# Rows from a dataset:
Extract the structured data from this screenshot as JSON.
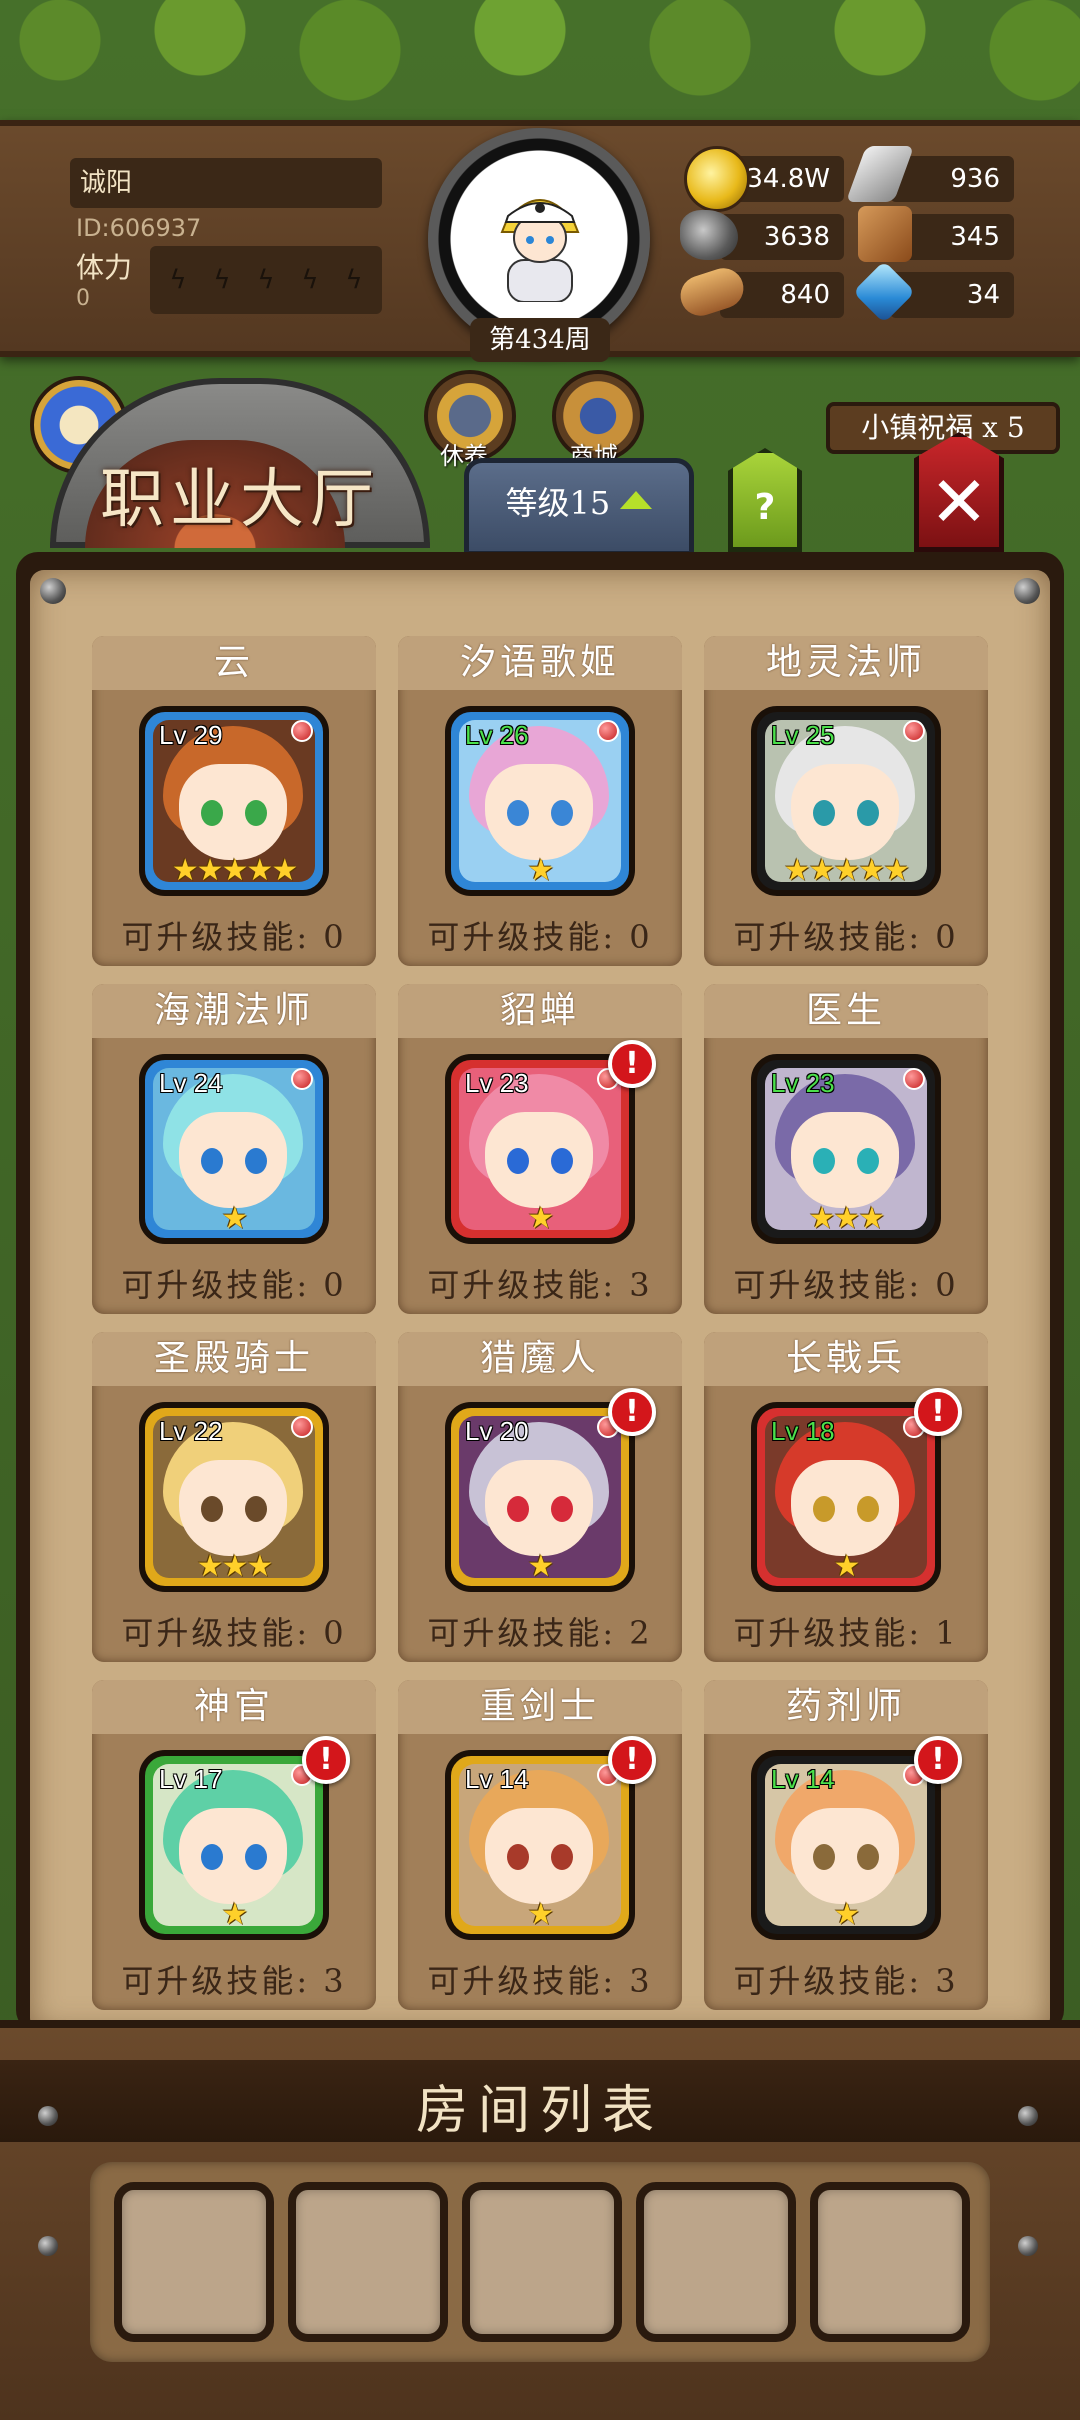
{
  "player": {
    "name": "诚阳",
    "id": "ID:606937",
    "stamina_label": "体力",
    "stamina_value": "0",
    "week": "第434周"
  },
  "resources": [
    {
      "name": "gold-coin-icon",
      "value": "34.8W"
    },
    {
      "name": "iron-ingot-icon",
      "value": "936"
    },
    {
      "name": "stone-icon",
      "value": "3638"
    },
    {
      "name": "leather-icon",
      "value": "345"
    },
    {
      "name": "wood-log-icon",
      "value": "840"
    },
    {
      "name": "crystal-icon",
      "value": "34"
    }
  ],
  "nav": {
    "hall_title": "职业大厅",
    "rest_label": "休养",
    "shop_label": "商城",
    "level_label": "等级15",
    "help_label": "?",
    "close_label": "✕",
    "blessing_label": "小镇祝福 x 5"
  },
  "jobs": [
    {
      "title": "云",
      "level": "Lv 29",
      "stars": "★★★★★",
      "skills": "可升级技能: 0",
      "alert": false,
      "lv_color": "#ffffff",
      "frame": "#2f86d6",
      "hair": "#c8682a",
      "bg": "#6a3a22",
      "eye": "#3aa84a"
    },
    {
      "title": "汐语歌姬",
      "level": "Lv 26",
      "stars": "★",
      "skills": "可升级技能: 0",
      "alert": false,
      "lv_color": "#4be04b",
      "frame": "#2f86d6",
      "hair": "#e8a6d6",
      "bg": "#9ad0f2",
      "eye": "#3a86d6"
    },
    {
      "title": "地灵法师",
      "level": "Lv 25",
      "stars": "★★★★★",
      "skills": "可升级技能: 0",
      "alert": false,
      "lv_color": "#4be04b",
      "frame": "#1a1a1a",
      "hair": "#e6e6e6",
      "bg": "#b9c2b0",
      "eye": "#2a9aa8"
    },
    {
      "title": "海潮法师",
      "level": "Lv 24",
      "stars": "★",
      "skills": "可升级技能: 0",
      "alert": false,
      "lv_color": "#ffffff",
      "frame": "#2f86d6",
      "hair": "#8fe2e6",
      "bg": "#6ab8e0",
      "eye": "#2a7ad0"
    },
    {
      "title": "貂蝉",
      "level": "Lv 23",
      "stars": "★",
      "skills": "可升级技能: 3",
      "alert": true,
      "lv_color": "#ffffff",
      "frame": "#d6302f",
      "hair": "#f08aa6",
      "bg": "#e8607a",
      "eye": "#2a6ad6"
    },
    {
      "title": "医生",
      "level": "Lv 23",
      "stars": "★★★",
      "skills": "可升级技能: 0",
      "alert": false,
      "lv_color": "#4be04b",
      "frame": "#1a1a1a",
      "hair": "#7a6aa8",
      "bg": "#c0b6cf",
      "eye": "#2ab0b6"
    },
    {
      "title": "圣殿骑士",
      "level": "Lv 22",
      "stars": "★★★",
      "skills": "可升级技能: 0",
      "alert": false,
      "lv_color": "#ffffff",
      "frame": "#e0a81a",
      "hair": "#f0d07a",
      "bg": "#8a6a3a",
      "eye": "#6a4a2a"
    },
    {
      "title": "猎魔人",
      "level": "Lv 20",
      "stars": "★",
      "skills": "可升级技能: 2",
      "alert": true,
      "lv_color": "#ffffff",
      "frame": "#e0a81a",
      "hair": "#c8c2d6",
      "bg": "#6a3a6a",
      "eye": "#d62a3a"
    },
    {
      "title": "长戟兵",
      "level": "Lv 18",
      "stars": "★",
      "skills": "可升级技能: 1",
      "alert": true,
      "lv_color": "#4be04b",
      "frame": "#d6302f",
      "hair": "#d63a2a",
      "bg": "#7a3a2a",
      "eye": "#c89a2a"
    },
    {
      "title": "神官",
      "level": "Lv 17",
      "stars": "★",
      "skills": "可升级技能: 3",
      "alert": true,
      "lv_color": "#ffffff",
      "frame": "#3aa83a",
      "hair": "#5ed0a6",
      "bg": "#d6e6c6",
      "eye": "#2a7ad0"
    },
    {
      "title": "重剑士",
      "level": "Lv 14",
      "stars": "★",
      "skills": "可升级技能: 3",
      "alert": true,
      "lv_color": "#ffffff",
      "frame": "#e0a81a",
      "hair": "#e8a85a",
      "bg": "#c8a67a",
      "eye": "#a83a2a"
    },
    {
      "title": "药剂师",
      "level": "Lv 14",
      "stars": "★",
      "skills": "可升级技能: 3",
      "alert": true,
      "lv_color": "#4be04b",
      "frame": "#1a1a1a",
      "hair": "#f0a86a",
      "bg": "#d6c6a6",
      "eye": "#8a6a3a"
    }
  ],
  "alert_mark": "!",
  "room": {
    "title": "房间列表",
    "slot_count": 5
  }
}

# Task requirements:
Omit the pictures. Transcribe every record exactly.

# Written solution:
Extract the structured data from this screenshot as JSON.
{
  "player": {
    "name": "诚阳",
    "id": "ID:606937",
    "stamina_label": "体力",
    "stamina_value": "0",
    "week": "第434周"
  },
  "resources": [
    {
      "name": "gold-coin-icon",
      "value": "34.8W"
    },
    {
      "name": "iron-ingot-icon",
      "value": "936"
    },
    {
      "name": "stone-icon",
      "value": "3638"
    },
    {
      "name": "leather-icon",
      "value": "345"
    },
    {
      "name": "wood-log-icon",
      "value": "840"
    },
    {
      "name": "crystal-icon",
      "value": "34"
    }
  ],
  "nav": {
    "hall_title": "职业大厅",
    "rest_label": "休养",
    "shop_label": "商城",
    "level_label": "等级15",
    "help_label": "?",
    "close_label": "✕",
    "blessing_label": "小镇祝福 x 5"
  },
  "jobs": [
    {
      "title": "云",
      "level": "Lv 29",
      "stars": "★★★★★",
      "skills": "可升级技能: 0",
      "alert": false,
      "lv_color": "#ffffff",
      "frame": "#2f86d6",
      "hair": "#c8682a",
      "bg": "#6a3a22",
      "eye": "#3aa84a"
    },
    {
      "title": "汐语歌姬",
      "level": "Lv 26",
      "stars": "★",
      "skills": "可升级技能: 0",
      "alert": false,
      "lv_color": "#4be04b",
      "frame": "#2f86d6",
      "hair": "#e8a6d6",
      "bg": "#9ad0f2",
      "eye": "#3a86d6"
    },
    {
      "title": "地灵法师",
      "level": "Lv 25",
      "stars": "★★★★★",
      "skills": "可升级技能: 0",
      "alert": false,
      "lv_color": "#4be04b",
      "frame": "#1a1a1a",
      "hair": "#e6e6e6",
      "bg": "#b9c2b0",
      "eye": "#2a9aa8"
    },
    {
      "title": "海潮法师",
      "level": "Lv 24",
      "stars": "★",
      "skills": "可升级技能: 0",
      "alert": false,
      "lv_color": "#ffffff",
      "frame": "#2f86d6",
      "hair": "#8fe2e6",
      "bg": "#6ab8e0",
      "eye": "#2a7ad0"
    },
    {
      "title": "貂蝉",
      "level": "Lv 23",
      "stars": "★",
      "skills": "可升级技能: 3",
      "alert": true,
      "lv_color": "#ffffff",
      "frame": "#d6302f",
      "hair": "#f08aa6",
      "bg": "#e8607a",
      "eye": "#2a6ad6"
    },
    {
      "title": "医生",
      "level": "Lv 23",
      "stars": "★★★",
      "skills": "可升级技能: 0",
      "alert": false,
      "lv_color": "#4be04b",
      "frame": "#1a1a1a",
      "hair": "#7a6aa8",
      "bg": "#c0b6cf",
      "eye": "#2ab0b6"
    },
    {
      "title": "圣殿骑士",
      "level": "Lv 22",
      "stars": "★★★",
      "skills": "可升级技能: 0",
      "alert": false,
      "lv_color": "#ffffff",
      "frame": "#e0a81a",
      "hair": "#f0d07a",
      "bg": "#8a6a3a",
      "eye": "#6a4a2a"
    },
    {
      "title": "猎魔人",
      "level": "Lv 20",
      "stars": "★",
      "skills": "可升级技能: 2",
      "alert": true,
      "lv_color": "#ffffff",
      "frame": "#e0a81a",
      "hair": "#c8c2d6",
      "bg": "#6a3a6a",
      "eye": "#d62a3a"
    },
    {
      "title": "长戟兵",
      "level": "Lv 18",
      "stars": "★",
      "skills": "可升级技能: 1",
      "alert": true,
      "lv_color": "#4be04b",
      "frame": "#d6302f",
      "hair": "#d63a2a",
      "bg": "#7a3a2a",
      "eye": "#c89a2a"
    },
    {
      "title": "神官",
      "level": "Lv 17",
      "stars": "★",
      "skills": "可升级技能: 3",
      "alert": true,
      "lv_color": "#ffffff",
      "frame": "#3aa83a",
      "hair": "#5ed0a6",
      "bg": "#d6e6c6",
      "eye": "#2a7ad0"
    },
    {
      "title": "重剑士",
      "level": "Lv 14",
      "stars": "★",
      "skills": "可升级技能: 3",
      "alert": true,
      "lv_color": "#ffffff",
      "frame": "#e0a81a",
      "hair": "#e8a85a",
      "bg": "#c8a67a",
      "eye": "#a83a2a"
    },
    {
      "title": "药剂师",
      "level": "Lv 14",
      "stars": "★",
      "skills": "可升级技能: 3",
      "alert": true,
      "lv_color": "#4be04b",
      "frame": "#1a1a1a",
      "hair": "#f0a86a",
      "bg": "#d6c6a6",
      "eye": "#8a6a3a"
    }
  ],
  "alert_mark": "!",
  "room": {
    "title": "房间列表",
    "slot_count": 5
  }
}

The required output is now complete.